--- Start DATA FOR THIS EXERCISE ---
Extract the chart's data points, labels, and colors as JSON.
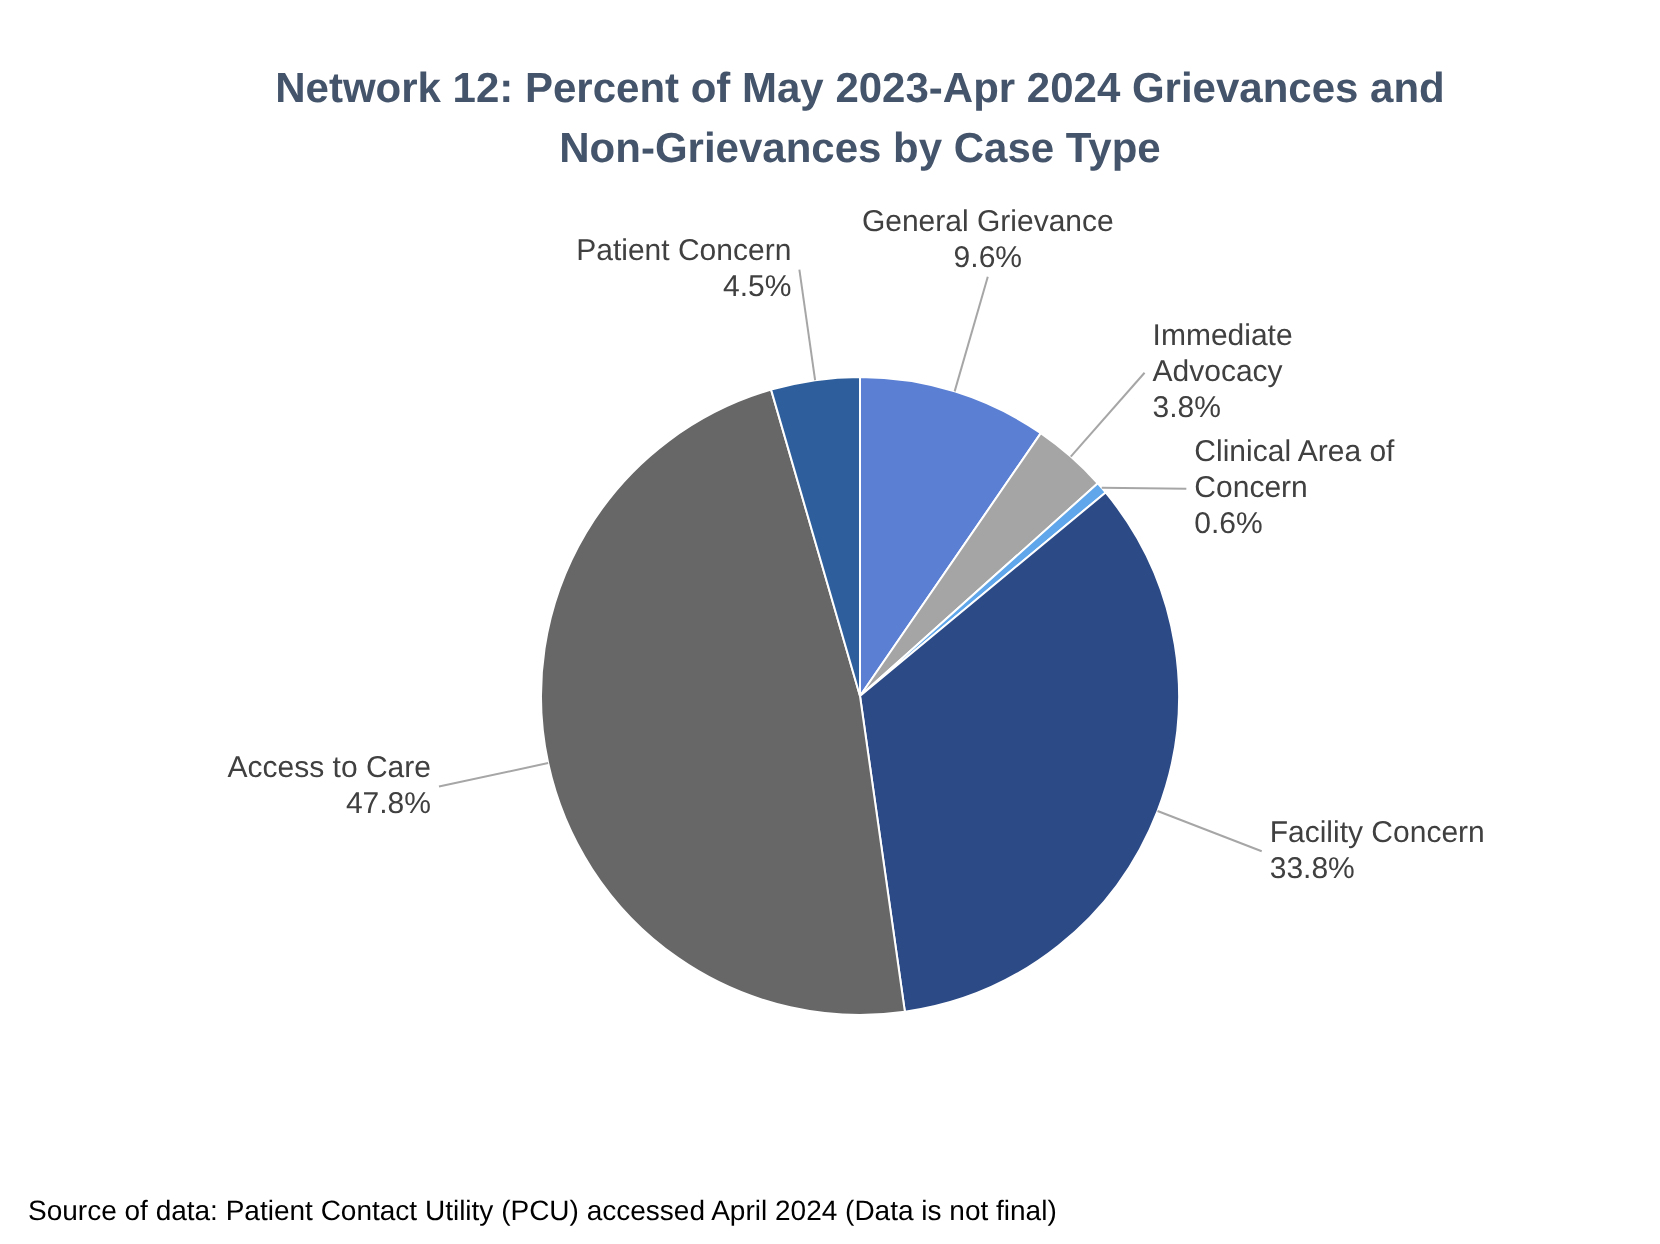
{
  "chart_data": {
    "type": "pie",
    "title": "Network 12: Percent of May 2023-Apr 2024 Grievances and Non-Grievances by Case Type",
    "categories": [
      "General Grievance",
      "Immediate Advocacy",
      "Clinical Area of Concern",
      "Facility Concern",
      "Access to Care",
      "Patient Concern"
    ],
    "values": [
      9.6,
      3.8,
      0.6,
      33.8,
      47.8,
      4.5
    ],
    "colors": [
      "#5b7fd3",
      "#a5a5a5",
      "#5fa7ea",
      "#2c4a86",
      "#676767",
      "#2e5f9c"
    ],
    "value_labels": [
      "9.6%",
      "3.8%",
      "0.6%",
      "33.8%",
      "47.8%",
      "4.5%"
    ],
    "legend": false,
    "annotations": [
      "Source of data:  Patient Contact Utility (PCU) accessed April 2024 (Data is not final)"
    ]
  }
}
--- End DATA FOR THIS EXERCISE ---
◆ **TASK DIRECTIONS**
Nothing but the pictures may be dropped; output the records above exactly.

◆ **FULL ANSWER**
Extract the chart's data points, labels, and colors as JSON.
{
  "chart_data": {
    "type": "pie",
    "title": "Network 12: Percent of May 2023-Apr 2024 Grievances and Non-Grievances by Case Type",
    "categories": [
      "General Grievance",
      "Immediate Advocacy",
      "Clinical Area of Concern",
      "Facility Concern",
      "Access to Care",
      "Patient Concern"
    ],
    "values": [
      9.6,
      3.8,
      0.6,
      33.8,
      47.8,
      4.5
    ],
    "colors": [
      "#5b7fd3",
      "#a5a5a5",
      "#5fa7ea",
      "#2c4a86",
      "#676767",
      "#2e5f9c"
    ],
    "value_labels": [
      "9.6%",
      "3.8%",
      "0.6%",
      "33.8%",
      "47.8%",
      "4.5%"
    ],
    "legend": false,
    "annotations": [
      "Source of data:  Patient Contact Utility (PCU) accessed April 2024 (Data is not final)"
    ]
  }
}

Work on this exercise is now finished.